Request. Reproduce the entire listing below verbatim, line by line, with no changes.

## Begin

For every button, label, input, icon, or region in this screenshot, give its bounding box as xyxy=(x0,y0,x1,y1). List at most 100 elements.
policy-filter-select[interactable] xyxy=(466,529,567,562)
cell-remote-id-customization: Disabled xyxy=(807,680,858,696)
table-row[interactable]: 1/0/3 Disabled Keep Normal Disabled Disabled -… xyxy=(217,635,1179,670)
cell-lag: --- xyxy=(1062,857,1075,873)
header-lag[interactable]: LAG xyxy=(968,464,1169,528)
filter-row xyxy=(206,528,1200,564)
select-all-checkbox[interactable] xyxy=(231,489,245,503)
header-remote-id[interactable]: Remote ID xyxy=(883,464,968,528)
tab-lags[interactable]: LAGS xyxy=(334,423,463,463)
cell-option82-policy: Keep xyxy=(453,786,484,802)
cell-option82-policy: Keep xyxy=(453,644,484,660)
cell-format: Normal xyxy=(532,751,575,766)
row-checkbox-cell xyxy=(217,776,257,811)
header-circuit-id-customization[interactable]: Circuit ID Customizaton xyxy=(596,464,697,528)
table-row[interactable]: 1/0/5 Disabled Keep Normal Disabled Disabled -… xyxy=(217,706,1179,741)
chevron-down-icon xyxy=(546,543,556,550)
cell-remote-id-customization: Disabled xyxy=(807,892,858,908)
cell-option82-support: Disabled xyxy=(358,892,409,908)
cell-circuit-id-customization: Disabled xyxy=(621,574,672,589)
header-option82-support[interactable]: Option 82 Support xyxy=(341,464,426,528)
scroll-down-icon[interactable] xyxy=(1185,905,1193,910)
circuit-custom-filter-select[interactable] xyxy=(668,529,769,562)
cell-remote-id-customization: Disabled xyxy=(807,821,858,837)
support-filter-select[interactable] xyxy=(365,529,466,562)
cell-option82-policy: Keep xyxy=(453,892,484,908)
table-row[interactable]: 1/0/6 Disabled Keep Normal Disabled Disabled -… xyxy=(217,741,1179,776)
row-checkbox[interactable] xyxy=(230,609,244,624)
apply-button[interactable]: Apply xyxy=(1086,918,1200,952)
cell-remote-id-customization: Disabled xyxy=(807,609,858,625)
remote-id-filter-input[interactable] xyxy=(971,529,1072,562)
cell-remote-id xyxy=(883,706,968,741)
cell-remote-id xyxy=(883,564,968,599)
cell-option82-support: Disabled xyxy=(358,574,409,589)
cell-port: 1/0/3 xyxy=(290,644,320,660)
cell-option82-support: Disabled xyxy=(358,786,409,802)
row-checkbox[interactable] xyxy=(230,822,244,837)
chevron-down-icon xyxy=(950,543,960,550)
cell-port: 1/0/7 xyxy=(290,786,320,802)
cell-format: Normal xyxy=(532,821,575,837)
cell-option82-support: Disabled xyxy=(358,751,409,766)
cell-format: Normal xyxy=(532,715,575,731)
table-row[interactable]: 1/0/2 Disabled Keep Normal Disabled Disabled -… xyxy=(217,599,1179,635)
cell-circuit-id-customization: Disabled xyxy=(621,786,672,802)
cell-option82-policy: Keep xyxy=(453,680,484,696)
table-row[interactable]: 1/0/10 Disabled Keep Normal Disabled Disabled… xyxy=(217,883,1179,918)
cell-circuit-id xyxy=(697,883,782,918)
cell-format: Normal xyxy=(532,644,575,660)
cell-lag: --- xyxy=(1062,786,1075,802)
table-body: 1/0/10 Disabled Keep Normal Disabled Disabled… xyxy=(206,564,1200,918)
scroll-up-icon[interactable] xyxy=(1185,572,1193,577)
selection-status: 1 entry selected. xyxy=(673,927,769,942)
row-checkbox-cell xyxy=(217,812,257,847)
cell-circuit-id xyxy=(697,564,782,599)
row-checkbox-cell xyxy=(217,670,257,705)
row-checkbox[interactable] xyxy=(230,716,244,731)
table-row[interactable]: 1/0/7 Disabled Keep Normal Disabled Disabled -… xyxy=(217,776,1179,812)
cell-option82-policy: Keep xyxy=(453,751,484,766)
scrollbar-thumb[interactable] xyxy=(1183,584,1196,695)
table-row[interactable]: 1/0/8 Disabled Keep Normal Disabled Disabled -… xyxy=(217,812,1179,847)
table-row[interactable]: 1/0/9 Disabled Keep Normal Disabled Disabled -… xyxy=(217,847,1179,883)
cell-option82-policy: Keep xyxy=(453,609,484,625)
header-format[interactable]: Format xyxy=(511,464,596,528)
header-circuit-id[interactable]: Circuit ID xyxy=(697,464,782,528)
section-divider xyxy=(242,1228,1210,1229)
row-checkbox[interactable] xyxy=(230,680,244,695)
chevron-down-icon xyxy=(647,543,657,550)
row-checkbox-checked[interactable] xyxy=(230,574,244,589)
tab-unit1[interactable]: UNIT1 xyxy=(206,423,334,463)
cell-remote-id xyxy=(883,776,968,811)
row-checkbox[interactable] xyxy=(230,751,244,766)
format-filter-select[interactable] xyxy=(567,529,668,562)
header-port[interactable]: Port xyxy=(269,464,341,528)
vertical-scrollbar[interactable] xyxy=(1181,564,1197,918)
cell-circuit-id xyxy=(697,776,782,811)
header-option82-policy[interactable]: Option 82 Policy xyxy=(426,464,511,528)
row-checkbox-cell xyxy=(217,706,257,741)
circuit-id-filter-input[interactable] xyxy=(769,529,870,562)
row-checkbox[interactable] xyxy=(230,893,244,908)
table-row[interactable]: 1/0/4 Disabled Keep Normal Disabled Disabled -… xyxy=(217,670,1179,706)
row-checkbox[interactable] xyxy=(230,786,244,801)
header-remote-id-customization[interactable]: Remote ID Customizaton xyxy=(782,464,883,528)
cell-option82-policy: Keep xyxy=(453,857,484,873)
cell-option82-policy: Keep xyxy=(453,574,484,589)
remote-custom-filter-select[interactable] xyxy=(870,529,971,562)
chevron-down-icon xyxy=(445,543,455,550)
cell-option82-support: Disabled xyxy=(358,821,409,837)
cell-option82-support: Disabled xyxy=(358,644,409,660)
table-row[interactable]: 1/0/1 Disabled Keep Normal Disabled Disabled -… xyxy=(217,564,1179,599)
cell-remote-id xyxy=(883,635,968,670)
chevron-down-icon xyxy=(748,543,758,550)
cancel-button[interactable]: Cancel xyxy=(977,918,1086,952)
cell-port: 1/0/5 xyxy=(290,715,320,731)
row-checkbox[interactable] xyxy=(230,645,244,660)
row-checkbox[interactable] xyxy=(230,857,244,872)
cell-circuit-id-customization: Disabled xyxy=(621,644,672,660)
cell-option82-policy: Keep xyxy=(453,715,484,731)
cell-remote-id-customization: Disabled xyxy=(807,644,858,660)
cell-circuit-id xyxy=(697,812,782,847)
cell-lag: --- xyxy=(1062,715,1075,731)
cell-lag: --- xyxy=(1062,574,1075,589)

## End

Exercise output.
For every button, label, input, icon, or region in this screenshot, give its bounding box as xyxy=(x0,y0,x1,y1). List at most 100 elements.
policy-filter-select[interactable] xyxy=(466,529,567,562)
cell-remote-id-customization: Disabled xyxy=(807,680,858,696)
table-row[interactable]: 1/0/3 Disabled Keep Normal Disabled Disabled -… xyxy=(217,635,1179,670)
cell-lag: --- xyxy=(1062,857,1075,873)
header-lag[interactable]: LAG xyxy=(968,464,1169,528)
filter-row xyxy=(206,528,1200,564)
select-all-checkbox[interactable] xyxy=(231,489,245,503)
header-remote-id[interactable]: Remote ID xyxy=(883,464,968,528)
tab-lags[interactable]: LAGS xyxy=(334,423,463,463)
cell-option82-policy: Keep xyxy=(453,786,484,802)
cell-option82-policy: Keep xyxy=(453,644,484,660)
cell-format: Normal xyxy=(532,751,575,766)
row-checkbox-cell xyxy=(217,776,257,811)
header-circuit-id-customization[interactable]: Circuit ID Customizaton xyxy=(596,464,697,528)
table-row[interactable]: 1/0/5 Disabled Keep Normal Disabled Disabled -… xyxy=(217,706,1179,741)
chevron-down-icon xyxy=(546,543,556,550)
cell-remote-id-customization: Disabled xyxy=(807,892,858,908)
cell-option82-support: Disabled xyxy=(358,892,409,908)
cell-circuit-id-customization: Disabled xyxy=(621,574,672,589)
header-option82-support[interactable]: Option 82 Support xyxy=(341,464,426,528)
scroll-down-icon[interactable] xyxy=(1185,905,1193,910)
circuit-custom-filter-select[interactable] xyxy=(668,529,769,562)
cell-remote-id-customization: Disabled xyxy=(807,821,858,837)
support-filter-select[interactable] xyxy=(365,529,466,562)
cell-option82-policy: Keep xyxy=(453,892,484,908)
table-row[interactable]: 1/0/6 Disabled Keep Normal Disabled Disabled -… xyxy=(217,741,1179,776)
row-checkbox[interactable] xyxy=(230,609,244,624)
apply-button[interactable]: Apply xyxy=(1086,918,1200,952)
cell-remote-id-customization: Disabled xyxy=(807,609,858,625)
remote-id-filter-input[interactable] xyxy=(971,529,1072,562)
cell-remote-id xyxy=(883,706,968,741)
cell-remote-id xyxy=(883,564,968,599)
cell-option82-support: Disabled xyxy=(358,574,409,589)
cell-port: 1/0/3 xyxy=(290,644,320,660)
cell-option82-support: Disabled xyxy=(358,786,409,802)
row-checkbox[interactable] xyxy=(230,822,244,837)
chevron-down-icon xyxy=(950,543,960,550)
cell-port: 1/0/7 xyxy=(290,786,320,802)
cell-format: Normal xyxy=(532,821,575,837)
cell-option82-support: Disabled xyxy=(358,751,409,766)
cell-format: Normal xyxy=(532,715,575,731)
table-row[interactable]: 1/0/2 Disabled Keep Normal Disabled Disabled -… xyxy=(217,599,1179,635)
cell-circuit-id-customization: Disabled xyxy=(621,786,672,802)
cell-option82-policy: Keep xyxy=(453,680,484,696)
table-row[interactable]: 1/0/10 Disabled Keep Normal Disabled Disabled… xyxy=(217,883,1179,918)
cell-circuit-id xyxy=(697,883,782,918)
cell-format: Normal xyxy=(532,644,575,660)
cell-lag: --- xyxy=(1062,786,1075,802)
table-body: 1/0/10 Disabled Keep Normal Disabled Disabled… xyxy=(206,564,1200,918)
scroll-up-icon[interactable] xyxy=(1185,572,1193,577)
selection-status: 1 entry selected. xyxy=(673,927,769,942)
row-checkbox-cell xyxy=(217,812,257,847)
cell-circuit-id xyxy=(697,564,782,599)
row-checkbox-cell xyxy=(217,670,257,705)
row-checkbox[interactable] xyxy=(230,716,244,731)
table-row[interactable]: 1/0/7 Disabled Keep Normal Disabled Disabled -… xyxy=(217,776,1179,812)
cell-option82-policy: Keep xyxy=(453,751,484,766)
scrollbar-thumb[interactable] xyxy=(1183,584,1196,695)
table-row[interactable]: 1/0/8 Disabled Keep Normal Disabled Disabled -… xyxy=(217,812,1179,847)
table-row[interactable]: 1/0/9 Disabled Keep Normal Disabled Disabled -… xyxy=(217,847,1179,883)
cell-option82-policy: Keep xyxy=(453,609,484,625)
header-format[interactable]: Format xyxy=(511,464,596,528)
header-circuit-id[interactable]: Circuit ID xyxy=(697,464,782,528)
section-divider xyxy=(242,1228,1210,1229)
row-checkbox[interactable] xyxy=(230,680,244,695)
chevron-down-icon xyxy=(647,543,657,550)
row-checkbox-checked[interactable] xyxy=(230,574,244,589)
tab-unit1[interactable]: UNIT1 xyxy=(206,423,334,463)
cell-remote-id xyxy=(883,776,968,811)
row-checkbox[interactable] xyxy=(230,751,244,766)
format-filter-select[interactable] xyxy=(567,529,668,562)
header-port[interactable]: Port xyxy=(269,464,341,528)
vertical-scrollbar[interactable] xyxy=(1181,564,1197,918)
cell-circuit-id xyxy=(697,776,782,811)
header-option82-policy[interactable]: Option 82 Policy xyxy=(426,464,511,528)
row-checkbox-cell xyxy=(217,706,257,741)
circuit-id-filter-input[interactable] xyxy=(769,529,870,562)
row-checkbox[interactable] xyxy=(230,893,244,908)
table-row[interactable]: 1/0/4 Disabled Keep Normal Disabled Disabled -… xyxy=(217,670,1179,706)
row-checkbox[interactable] xyxy=(230,786,244,801)
header-remote-id-customization[interactable]: Remote ID Customizaton xyxy=(782,464,883,528)
cell-option82-policy: Keep xyxy=(453,857,484,873)
cell-option82-policy: Keep xyxy=(453,574,484,589)
remote-custom-filter-select[interactable] xyxy=(870,529,971,562)
chevron-down-icon xyxy=(445,543,455,550)
cell-option82-support: Disabled xyxy=(358,821,409,837)
cell-option82-support: Disabled xyxy=(358,644,409,660)
table-row[interactable]: 1/0/1 Disabled Keep Normal Disabled Disabled -… xyxy=(217,564,1179,599)
cell-remote-id xyxy=(883,635,968,670)
chevron-down-icon xyxy=(748,543,758,550)
cancel-button[interactable]: Cancel xyxy=(977,918,1086,952)
cell-port: 1/0/5 xyxy=(290,715,320,731)
row-checkbox[interactable] xyxy=(230,645,244,660)
row-checkbox[interactable] xyxy=(230,857,244,872)
cell-circuit-id-customization: Disabled xyxy=(621,644,672,660)
cell-option82-policy: Keep xyxy=(453,715,484,731)
cell-remote-id-customization: Disabled xyxy=(807,644,858,660)
cell-circuit-id xyxy=(697,812,782,847)
cell-lag: --- xyxy=(1062,715,1075,731)
cell-lag: --- xyxy=(1062,574,1075,589)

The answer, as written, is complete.